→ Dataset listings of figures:

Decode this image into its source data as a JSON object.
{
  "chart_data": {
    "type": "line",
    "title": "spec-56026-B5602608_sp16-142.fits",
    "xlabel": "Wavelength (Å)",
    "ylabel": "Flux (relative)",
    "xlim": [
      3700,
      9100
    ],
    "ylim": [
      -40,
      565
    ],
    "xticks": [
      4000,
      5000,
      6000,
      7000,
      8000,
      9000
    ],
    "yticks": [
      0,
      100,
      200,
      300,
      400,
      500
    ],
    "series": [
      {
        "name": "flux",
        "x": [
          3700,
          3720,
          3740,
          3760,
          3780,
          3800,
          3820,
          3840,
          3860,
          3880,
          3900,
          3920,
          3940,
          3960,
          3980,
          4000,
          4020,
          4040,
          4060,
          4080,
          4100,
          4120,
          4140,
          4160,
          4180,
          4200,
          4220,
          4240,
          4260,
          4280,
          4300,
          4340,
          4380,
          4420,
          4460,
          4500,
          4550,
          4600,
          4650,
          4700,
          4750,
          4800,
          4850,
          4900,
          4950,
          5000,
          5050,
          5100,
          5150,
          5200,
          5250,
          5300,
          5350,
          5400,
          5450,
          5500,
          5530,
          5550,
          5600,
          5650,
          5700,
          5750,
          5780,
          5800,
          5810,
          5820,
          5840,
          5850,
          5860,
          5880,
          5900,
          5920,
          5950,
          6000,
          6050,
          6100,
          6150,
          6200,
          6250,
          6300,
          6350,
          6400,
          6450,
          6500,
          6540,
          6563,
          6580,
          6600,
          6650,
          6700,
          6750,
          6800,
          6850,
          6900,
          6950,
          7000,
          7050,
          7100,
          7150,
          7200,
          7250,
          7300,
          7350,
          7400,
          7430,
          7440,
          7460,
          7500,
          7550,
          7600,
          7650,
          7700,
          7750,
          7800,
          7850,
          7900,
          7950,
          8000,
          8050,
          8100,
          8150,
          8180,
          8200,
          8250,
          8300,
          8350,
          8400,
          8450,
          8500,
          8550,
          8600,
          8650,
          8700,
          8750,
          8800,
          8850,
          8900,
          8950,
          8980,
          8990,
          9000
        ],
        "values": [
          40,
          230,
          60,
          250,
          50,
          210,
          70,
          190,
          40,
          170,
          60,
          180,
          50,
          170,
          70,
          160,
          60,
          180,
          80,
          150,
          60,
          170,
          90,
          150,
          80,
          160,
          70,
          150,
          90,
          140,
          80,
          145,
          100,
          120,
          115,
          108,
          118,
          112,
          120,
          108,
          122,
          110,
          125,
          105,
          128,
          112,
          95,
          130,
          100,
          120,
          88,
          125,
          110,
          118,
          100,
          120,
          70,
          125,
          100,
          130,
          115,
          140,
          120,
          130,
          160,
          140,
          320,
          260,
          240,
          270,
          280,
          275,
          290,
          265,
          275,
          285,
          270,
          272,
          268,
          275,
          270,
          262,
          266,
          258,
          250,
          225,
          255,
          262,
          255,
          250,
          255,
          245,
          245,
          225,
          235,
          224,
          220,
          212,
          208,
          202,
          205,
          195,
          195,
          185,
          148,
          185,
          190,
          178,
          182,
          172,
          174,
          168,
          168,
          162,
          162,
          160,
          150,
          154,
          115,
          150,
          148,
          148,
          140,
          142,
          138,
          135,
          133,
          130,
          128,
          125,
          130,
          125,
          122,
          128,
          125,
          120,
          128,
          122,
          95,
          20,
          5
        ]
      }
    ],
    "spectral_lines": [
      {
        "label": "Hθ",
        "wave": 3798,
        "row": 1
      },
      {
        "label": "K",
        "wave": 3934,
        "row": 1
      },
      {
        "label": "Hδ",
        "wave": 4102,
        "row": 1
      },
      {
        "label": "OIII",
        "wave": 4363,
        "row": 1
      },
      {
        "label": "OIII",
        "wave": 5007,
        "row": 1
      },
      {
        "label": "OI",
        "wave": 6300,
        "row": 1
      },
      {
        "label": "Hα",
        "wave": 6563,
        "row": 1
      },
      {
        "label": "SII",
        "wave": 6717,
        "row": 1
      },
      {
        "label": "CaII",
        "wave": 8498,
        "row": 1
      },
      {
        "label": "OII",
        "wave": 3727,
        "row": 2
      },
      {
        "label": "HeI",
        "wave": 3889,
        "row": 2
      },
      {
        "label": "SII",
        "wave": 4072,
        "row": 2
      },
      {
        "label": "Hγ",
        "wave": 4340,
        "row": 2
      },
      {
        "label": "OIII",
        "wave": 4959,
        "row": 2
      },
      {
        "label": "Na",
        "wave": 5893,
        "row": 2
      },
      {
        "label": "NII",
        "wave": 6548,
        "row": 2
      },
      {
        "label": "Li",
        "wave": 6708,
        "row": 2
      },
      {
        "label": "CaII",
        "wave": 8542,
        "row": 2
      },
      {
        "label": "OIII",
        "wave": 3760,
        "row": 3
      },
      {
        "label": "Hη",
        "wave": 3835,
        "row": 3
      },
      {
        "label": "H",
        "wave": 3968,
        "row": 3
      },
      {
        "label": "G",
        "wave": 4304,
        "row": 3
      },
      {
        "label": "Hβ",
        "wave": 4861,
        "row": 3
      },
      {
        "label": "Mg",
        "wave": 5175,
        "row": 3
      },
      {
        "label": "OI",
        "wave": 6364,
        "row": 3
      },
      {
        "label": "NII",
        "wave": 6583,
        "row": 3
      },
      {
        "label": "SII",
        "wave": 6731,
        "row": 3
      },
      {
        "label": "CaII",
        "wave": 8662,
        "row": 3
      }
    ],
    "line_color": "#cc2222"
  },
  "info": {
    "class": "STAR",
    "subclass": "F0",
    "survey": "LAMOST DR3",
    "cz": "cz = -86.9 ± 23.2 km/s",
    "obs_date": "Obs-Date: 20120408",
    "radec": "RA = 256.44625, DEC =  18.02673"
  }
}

→ WHAT TO DO: Retype every entry word for word.

→ SOLUTION TO THIS PROBLEM:
Decode this image into its source data as a JSON object.
{
  "chart_data": {
    "type": "line",
    "title": "spec-56026-B5602608_sp16-142.fits",
    "xlabel": "Wavelength (Å)",
    "ylabel": "Flux (relative)",
    "xlim": [
      3700,
      9100
    ],
    "ylim": [
      -40,
      565
    ],
    "xticks": [
      4000,
      5000,
      6000,
      7000,
      8000,
      9000
    ],
    "yticks": [
      0,
      100,
      200,
      300,
      400,
      500
    ],
    "series": [
      {
        "name": "flux",
        "x": [
          3700,
          3720,
          3740,
          3760,
          3780,
          3800,
          3820,
          3840,
          3860,
          3880,
          3900,
          3920,
          3940,
          3960,
          3980,
          4000,
          4020,
          4040,
          4060,
          4080,
          4100,
          4120,
          4140,
          4160,
          4180,
          4200,
          4220,
          4240,
          4260,
          4280,
          4300,
          4340,
          4380,
          4420,
          4460,
          4500,
          4550,
          4600,
          4650,
          4700,
          4750,
          4800,
          4850,
          4900,
          4950,
          5000,
          5050,
          5100,
          5150,
          5200,
          5250,
          5300,
          5350,
          5400,
          5450,
          5500,
          5530,
          5550,
          5600,
          5650,
          5700,
          5750,
          5780,
          5800,
          5810,
          5820,
          5840,
          5850,
          5860,
          5880,
          5900,
          5920,
          5950,
          6000,
          6050,
          6100,
          6150,
          6200,
          6250,
          6300,
          6350,
          6400,
          6450,
          6500,
          6540,
          6563,
          6580,
          6600,
          6650,
          6700,
          6750,
          6800,
          6850,
          6900,
          6950,
          7000,
          7050,
          7100,
          7150,
          7200,
          7250,
          7300,
          7350,
          7400,
          7430,
          7440,
          7460,
          7500,
          7550,
          7600,
          7650,
          7700,
          7750,
          7800,
          7850,
          7900,
          7950,
          8000,
          8050,
          8100,
          8150,
          8180,
          8200,
          8250,
          8300,
          8350,
          8400,
          8450,
          8500,
          8550,
          8600,
          8650,
          8700,
          8750,
          8800,
          8850,
          8900,
          8950,
          8980,
          8990,
          9000
        ],
        "values": [
          40,
          230,
          60,
          250,
          50,
          210,
          70,
          190,
          40,
          170,
          60,
          180,
          50,
          170,
          70,
          160,
          60,
          180,
          80,
          150,
          60,
          170,
          90,
          150,
          80,
          160,
          70,
          150,
          90,
          140,
          80,
          145,
          100,
          120,
          115,
          108,
          118,
          112,
          120,
          108,
          122,
          110,
          125,
          105,
          128,
          112,
          95,
          130,
          100,
          120,
          88,
          125,
          110,
          118,
          100,
          120,
          70,
          125,
          100,
          130,
          115,
          140,
          120,
          130,
          160,
          140,
          320,
          260,
          240,
          270,
          280,
          275,
          290,
          265,
          275,
          285,
          270,
          272,
          268,
          275,
          270,
          262,
          266,
          258,
          250,
          225,
          255,
          262,
          255,
          250,
          255,
          245,
          245,
          225,
          235,
          224,
          220,
          212,
          208,
          202,
          205,
          195,
          195,
          185,
          148,
          185,
          190,
          178,
          182,
          172,
          174,
          168,
          168,
          162,
          162,
          160,
          150,
          154,
          115,
          150,
          148,
          148,
          140,
          142,
          138,
          135,
          133,
          130,
          128,
          125,
          130,
          125,
          122,
          128,
          125,
          120,
          128,
          122,
          95,
          20,
          5
        ]
      }
    ],
    "spectral_lines": [
      {
        "label": "Hθ",
        "wave": 3798,
        "row": 1
      },
      {
        "label": "K",
        "wave": 3934,
        "row": 1
      },
      {
        "label": "Hδ",
        "wave": 4102,
        "row": 1
      },
      {
        "label": "OIII",
        "wave": 4363,
        "row": 1
      },
      {
        "label": "OIII",
        "wave": 5007,
        "row": 1
      },
      {
        "label": "OI",
        "wave": 6300,
        "row": 1
      },
      {
        "label": "Hα",
        "wave": 6563,
        "row": 1
      },
      {
        "label": "SII",
        "wave": 6717,
        "row": 1
      },
      {
        "label": "CaII",
        "wave": 8498,
        "row": 1
      },
      {
        "label": "OII",
        "wave": 3727,
        "row": 2
      },
      {
        "label": "HeI",
        "wave": 3889,
        "row": 2
      },
      {
        "label": "SII",
        "wave": 4072,
        "row": 2
      },
      {
        "label": "Hγ",
        "wave": 4340,
        "row": 2
      },
      {
        "label": "OIII",
        "wave": 4959,
        "row": 2
      },
      {
        "label": "Na",
        "wave": 5893,
        "row": 2
      },
      {
        "label": "NII",
        "wave": 6548,
        "row": 2
      },
      {
        "label": "Li",
        "wave": 6708,
        "row": 2
      },
      {
        "label": "CaII",
        "wave": 8542,
        "row": 2
      },
      {
        "label": "OIII",
        "wave": 3760,
        "row": 3
      },
      {
        "label": "Hη",
        "wave": 3835,
        "row": 3
      },
      {
        "label": "H",
        "wave": 3968,
        "row": 3
      },
      {
        "label": "G",
        "wave": 4304,
        "row": 3
      },
      {
        "label": "Hβ",
        "wave": 4861,
        "row": 3
      },
      {
        "label": "Mg",
        "wave": 5175,
        "row": 3
      },
      {
        "label": "OI",
        "wave": 6364,
        "row": 3
      },
      {
        "label": "NII",
        "wave": 6583,
        "row": 3
      },
      {
        "label": "SII",
        "wave": 6731,
        "row": 3
      },
      {
        "label": "CaII",
        "wave": 8662,
        "row": 3
      }
    ],
    "line_color": "#cc2222"
  },
  "info": {
    "class": "STAR",
    "subclass": "F0",
    "survey": "LAMOST DR3",
    "cz": "cz = -86.9 ± 23.2 km/s",
    "obs_date": "Obs-Date: 20120408",
    "radec": "RA = 256.44625, DEC =  18.02673"
  }
}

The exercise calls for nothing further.